» **EXCERPTED DATA**
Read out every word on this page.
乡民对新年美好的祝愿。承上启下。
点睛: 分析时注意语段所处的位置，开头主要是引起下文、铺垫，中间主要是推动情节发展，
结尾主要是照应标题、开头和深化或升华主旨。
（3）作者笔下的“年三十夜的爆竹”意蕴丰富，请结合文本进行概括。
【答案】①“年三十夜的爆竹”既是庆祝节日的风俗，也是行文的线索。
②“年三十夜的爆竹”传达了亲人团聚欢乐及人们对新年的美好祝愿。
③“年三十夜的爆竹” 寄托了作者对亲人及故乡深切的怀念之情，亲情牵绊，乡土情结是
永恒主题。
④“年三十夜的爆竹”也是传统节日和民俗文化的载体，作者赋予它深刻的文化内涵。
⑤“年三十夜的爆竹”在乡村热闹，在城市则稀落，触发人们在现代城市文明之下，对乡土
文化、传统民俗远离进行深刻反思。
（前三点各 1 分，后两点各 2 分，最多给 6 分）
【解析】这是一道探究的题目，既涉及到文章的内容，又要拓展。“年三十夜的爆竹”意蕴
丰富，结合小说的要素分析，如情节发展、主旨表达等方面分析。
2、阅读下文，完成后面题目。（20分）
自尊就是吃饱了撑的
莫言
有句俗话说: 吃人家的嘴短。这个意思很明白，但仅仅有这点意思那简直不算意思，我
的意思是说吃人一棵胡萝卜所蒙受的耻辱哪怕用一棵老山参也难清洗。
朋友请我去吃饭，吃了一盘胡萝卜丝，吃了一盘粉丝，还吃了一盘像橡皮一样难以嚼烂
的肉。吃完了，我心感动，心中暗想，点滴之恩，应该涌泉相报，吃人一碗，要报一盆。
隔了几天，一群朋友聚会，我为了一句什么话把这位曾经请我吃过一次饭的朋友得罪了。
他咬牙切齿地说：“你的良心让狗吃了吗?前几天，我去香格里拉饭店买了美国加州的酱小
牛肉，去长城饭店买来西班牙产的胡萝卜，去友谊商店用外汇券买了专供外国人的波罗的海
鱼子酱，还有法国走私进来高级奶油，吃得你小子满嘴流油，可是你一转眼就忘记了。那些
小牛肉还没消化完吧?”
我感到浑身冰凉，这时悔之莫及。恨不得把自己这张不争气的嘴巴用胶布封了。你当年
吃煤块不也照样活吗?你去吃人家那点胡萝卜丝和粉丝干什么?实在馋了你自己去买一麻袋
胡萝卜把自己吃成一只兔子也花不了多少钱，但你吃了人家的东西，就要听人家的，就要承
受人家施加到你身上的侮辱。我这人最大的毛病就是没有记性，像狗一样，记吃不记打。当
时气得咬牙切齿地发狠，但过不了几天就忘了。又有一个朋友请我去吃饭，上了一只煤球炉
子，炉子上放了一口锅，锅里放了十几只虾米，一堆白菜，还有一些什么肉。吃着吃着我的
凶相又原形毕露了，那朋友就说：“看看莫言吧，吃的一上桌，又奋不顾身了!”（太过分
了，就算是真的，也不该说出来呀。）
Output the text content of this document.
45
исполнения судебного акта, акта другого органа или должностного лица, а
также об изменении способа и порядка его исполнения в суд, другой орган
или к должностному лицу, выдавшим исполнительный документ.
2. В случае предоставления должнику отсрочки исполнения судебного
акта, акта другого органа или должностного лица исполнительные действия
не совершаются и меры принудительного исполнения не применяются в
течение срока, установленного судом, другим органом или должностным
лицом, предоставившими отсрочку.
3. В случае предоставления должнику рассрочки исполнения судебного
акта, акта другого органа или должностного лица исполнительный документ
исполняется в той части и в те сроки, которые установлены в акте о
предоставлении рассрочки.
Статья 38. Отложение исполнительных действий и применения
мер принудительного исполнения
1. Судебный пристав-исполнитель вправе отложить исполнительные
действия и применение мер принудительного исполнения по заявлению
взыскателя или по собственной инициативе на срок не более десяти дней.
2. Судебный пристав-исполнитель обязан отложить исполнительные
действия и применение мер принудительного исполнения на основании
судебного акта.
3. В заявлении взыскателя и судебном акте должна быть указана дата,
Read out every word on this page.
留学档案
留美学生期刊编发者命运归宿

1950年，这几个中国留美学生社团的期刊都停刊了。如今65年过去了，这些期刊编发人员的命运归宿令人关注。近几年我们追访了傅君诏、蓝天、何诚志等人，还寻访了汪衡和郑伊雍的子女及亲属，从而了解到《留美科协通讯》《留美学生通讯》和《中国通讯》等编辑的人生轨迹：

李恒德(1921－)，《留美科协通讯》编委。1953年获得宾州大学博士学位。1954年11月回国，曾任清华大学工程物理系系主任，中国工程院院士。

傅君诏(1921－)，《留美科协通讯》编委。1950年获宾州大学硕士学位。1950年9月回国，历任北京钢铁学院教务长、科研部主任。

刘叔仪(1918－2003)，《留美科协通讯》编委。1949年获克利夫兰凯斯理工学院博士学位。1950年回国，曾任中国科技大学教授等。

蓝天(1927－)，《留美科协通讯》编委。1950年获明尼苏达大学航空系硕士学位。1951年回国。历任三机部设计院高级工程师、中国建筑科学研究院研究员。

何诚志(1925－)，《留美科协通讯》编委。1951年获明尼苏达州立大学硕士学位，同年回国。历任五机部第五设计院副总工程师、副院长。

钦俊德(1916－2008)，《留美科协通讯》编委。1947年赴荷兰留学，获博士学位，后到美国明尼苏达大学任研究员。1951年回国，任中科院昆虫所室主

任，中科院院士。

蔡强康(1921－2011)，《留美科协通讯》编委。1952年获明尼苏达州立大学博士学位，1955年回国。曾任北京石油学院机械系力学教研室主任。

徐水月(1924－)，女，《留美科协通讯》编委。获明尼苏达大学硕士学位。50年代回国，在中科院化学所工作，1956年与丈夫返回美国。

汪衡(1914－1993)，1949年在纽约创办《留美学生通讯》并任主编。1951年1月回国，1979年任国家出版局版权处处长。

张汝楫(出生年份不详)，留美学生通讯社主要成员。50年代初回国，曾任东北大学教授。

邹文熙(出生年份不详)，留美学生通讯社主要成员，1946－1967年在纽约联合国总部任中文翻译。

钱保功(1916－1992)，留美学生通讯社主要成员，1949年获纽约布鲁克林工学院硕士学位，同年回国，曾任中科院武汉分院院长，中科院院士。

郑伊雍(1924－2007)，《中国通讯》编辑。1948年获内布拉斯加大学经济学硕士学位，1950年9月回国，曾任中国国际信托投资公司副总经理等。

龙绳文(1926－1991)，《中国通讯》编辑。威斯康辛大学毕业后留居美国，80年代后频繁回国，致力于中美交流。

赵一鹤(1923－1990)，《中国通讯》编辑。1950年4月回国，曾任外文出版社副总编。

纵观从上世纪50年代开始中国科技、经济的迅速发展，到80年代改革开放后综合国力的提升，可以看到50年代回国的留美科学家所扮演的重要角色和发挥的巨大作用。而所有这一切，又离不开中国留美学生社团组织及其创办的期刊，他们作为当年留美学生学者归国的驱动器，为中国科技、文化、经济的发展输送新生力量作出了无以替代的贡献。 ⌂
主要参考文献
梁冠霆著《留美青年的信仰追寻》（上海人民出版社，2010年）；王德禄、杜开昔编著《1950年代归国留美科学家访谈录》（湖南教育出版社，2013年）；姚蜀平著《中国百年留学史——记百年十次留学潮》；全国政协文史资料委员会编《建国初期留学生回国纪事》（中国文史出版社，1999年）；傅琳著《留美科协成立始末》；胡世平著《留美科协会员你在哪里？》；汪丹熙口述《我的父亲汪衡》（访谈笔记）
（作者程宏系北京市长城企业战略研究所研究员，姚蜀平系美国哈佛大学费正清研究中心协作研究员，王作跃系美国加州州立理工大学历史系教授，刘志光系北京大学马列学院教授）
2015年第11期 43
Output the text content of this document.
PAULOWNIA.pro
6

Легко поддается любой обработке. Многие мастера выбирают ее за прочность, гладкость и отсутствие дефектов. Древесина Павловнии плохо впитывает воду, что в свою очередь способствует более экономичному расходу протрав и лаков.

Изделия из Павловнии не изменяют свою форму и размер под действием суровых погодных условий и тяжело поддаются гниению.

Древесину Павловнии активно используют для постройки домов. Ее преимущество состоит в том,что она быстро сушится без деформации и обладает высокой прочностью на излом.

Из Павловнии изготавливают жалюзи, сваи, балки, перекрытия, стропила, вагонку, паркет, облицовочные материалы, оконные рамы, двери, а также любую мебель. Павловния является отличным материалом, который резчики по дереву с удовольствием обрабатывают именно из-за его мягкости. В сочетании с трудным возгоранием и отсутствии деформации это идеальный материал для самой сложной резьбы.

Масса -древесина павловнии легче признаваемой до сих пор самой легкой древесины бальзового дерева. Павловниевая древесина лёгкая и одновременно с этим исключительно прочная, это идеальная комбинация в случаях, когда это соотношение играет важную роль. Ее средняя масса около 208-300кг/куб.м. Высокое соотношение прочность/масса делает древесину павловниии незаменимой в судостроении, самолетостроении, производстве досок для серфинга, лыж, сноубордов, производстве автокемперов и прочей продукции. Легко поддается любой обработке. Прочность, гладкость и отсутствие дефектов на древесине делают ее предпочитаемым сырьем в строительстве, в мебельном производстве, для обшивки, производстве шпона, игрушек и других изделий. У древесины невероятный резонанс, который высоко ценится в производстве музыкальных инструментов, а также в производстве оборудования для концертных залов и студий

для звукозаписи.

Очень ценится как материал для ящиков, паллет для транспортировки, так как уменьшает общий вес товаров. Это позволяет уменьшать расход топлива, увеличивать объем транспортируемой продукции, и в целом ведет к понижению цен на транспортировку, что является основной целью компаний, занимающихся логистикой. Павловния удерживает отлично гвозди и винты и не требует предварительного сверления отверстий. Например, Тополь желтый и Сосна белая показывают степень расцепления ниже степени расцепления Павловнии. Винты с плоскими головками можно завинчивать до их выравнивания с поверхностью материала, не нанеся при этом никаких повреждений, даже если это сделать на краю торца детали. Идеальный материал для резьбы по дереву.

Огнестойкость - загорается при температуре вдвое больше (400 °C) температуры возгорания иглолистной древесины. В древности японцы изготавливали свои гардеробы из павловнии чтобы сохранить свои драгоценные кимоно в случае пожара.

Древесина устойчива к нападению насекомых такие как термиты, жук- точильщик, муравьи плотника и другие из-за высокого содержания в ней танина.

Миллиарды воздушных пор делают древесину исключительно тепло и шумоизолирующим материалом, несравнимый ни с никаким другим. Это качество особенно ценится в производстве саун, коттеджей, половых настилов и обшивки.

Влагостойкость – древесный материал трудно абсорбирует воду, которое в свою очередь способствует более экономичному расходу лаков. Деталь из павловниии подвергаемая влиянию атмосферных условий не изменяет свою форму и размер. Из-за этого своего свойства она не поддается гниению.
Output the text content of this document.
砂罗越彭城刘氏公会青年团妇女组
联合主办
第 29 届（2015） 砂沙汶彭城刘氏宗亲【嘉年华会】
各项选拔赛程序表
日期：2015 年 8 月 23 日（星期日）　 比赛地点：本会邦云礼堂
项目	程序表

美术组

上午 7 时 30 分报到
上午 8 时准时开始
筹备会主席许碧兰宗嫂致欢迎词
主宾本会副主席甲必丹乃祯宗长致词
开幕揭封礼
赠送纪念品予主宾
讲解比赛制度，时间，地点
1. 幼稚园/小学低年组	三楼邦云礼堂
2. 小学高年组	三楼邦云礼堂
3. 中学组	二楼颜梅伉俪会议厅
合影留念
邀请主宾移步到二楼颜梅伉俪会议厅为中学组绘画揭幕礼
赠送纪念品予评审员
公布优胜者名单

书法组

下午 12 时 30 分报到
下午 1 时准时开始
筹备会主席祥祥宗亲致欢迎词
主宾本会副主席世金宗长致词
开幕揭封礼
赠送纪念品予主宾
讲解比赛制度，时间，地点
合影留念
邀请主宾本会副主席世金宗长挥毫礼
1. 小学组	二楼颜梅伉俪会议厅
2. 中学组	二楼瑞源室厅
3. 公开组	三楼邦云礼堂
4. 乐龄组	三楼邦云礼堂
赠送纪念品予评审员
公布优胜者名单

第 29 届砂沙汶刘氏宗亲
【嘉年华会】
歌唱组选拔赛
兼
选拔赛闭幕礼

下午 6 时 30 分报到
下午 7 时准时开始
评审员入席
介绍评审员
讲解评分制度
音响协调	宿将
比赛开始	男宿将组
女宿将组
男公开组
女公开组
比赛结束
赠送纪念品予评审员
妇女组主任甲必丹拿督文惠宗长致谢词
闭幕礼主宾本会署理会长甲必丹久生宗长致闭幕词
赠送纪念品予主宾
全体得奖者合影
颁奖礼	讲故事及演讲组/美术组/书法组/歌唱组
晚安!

» **THE EXERCISE**
Check each line of the material above for "взыскателя" and say how many lines contain it, giving the number alone.

» **THE RESPONSE**
2